▸ CONSIGNE:
Répondez aux questions suivantes à partir du texte de lecture.
(a) Quelle somme minimale un Américain « connecté » doit-il avoir dépensée en ligne l'année dernière ?
(b) Il y a 20 ans, par quels supports étions-nous exposés à un message publicitaire ?
(c) Que permettaient d'obtenir les points collectés sur les boîtes de sucre ou de pâtes ?

Les médias sociaux sont à la mode et comme je le soulignais dans un article précédent au sujet des conversations sur Twitter, nous sommes tous à la recherche des derniers chiffres sur le sujet, les clients comme les agences. Alors forcément lorsqu’on m’a envoyé FEED, le rapport annuel de Razorfish sur les relations entre le digital, les marques et les internautes, je me suis lancée dans la lecture de cette étude très intéressante qui a été réalisée auprès de 1,000 Américains “connectés” (en résumé, un Américain connecté est un Américain qui a accès au haut-débit, qui a dépensé en ligne au moins $150 l’année dernière et qui a visité au moins une fois un site communautaire de type Facebook, MySpace…).

Comme le montre la présentation ci-dessus, les enseignements sont particulièrement intéressants et mettent des chiffres sur des effets dont nous nous doutions tous déjà.

Mais le phénomène que ce rapport met peut-être plus en avant que toutes les études précédentes est la transformation radicale de la relation entre les individus et les marques. Il y a 20 ans nous étions exposés à un message publicitaire sur notre téléviseur, dans un magazine ou dans la rue et la seule option qui s’offrait à nous était d’acheter puis de recommander ce produit à nos proches. Éventuellement d’écrire au service client pour s’en plaindre ou de participer à un programme de fidélité (je me souviens encore clairement des collections de points sur les boites de sucre ou de pâtes qui nous permettaient d’obtenir un magnifique plateau aux couleurs de la marque en l’échange des points durement collectés, de quelques timbres et d’une dizaine de francs).

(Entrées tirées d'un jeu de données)
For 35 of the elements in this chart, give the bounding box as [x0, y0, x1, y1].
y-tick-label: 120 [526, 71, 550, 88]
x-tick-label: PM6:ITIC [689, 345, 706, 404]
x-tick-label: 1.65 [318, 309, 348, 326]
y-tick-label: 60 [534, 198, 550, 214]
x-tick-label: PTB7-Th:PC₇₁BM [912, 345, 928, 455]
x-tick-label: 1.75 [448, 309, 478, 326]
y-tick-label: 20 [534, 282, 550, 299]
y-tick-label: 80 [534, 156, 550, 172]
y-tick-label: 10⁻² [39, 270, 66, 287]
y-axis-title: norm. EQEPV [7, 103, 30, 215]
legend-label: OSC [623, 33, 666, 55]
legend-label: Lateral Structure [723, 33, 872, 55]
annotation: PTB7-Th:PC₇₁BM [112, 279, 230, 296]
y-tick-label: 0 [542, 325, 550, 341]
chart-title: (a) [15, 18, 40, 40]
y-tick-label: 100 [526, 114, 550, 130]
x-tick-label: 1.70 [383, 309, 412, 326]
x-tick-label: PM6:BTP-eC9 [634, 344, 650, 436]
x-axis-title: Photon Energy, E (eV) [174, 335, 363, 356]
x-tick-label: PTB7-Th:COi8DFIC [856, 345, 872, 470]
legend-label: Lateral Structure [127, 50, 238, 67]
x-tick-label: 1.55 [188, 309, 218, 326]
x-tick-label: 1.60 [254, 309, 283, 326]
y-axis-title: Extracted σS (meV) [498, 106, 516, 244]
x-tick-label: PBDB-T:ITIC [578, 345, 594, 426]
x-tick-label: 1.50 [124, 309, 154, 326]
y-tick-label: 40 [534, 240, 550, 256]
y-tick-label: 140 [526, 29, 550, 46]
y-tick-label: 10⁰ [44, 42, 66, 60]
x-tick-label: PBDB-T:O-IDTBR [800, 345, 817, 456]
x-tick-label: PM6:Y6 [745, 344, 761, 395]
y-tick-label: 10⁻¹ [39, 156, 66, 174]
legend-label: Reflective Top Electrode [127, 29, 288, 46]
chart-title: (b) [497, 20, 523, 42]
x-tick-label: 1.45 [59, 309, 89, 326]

▸ RÉPONSE:
(a) Au moins 150 $.
(b) Le téléviseur, les magazines et la rue.
(c) Un plateau aux couleurs de la marque, en échange des points, de quelques timbres et d'une dizaine de francs.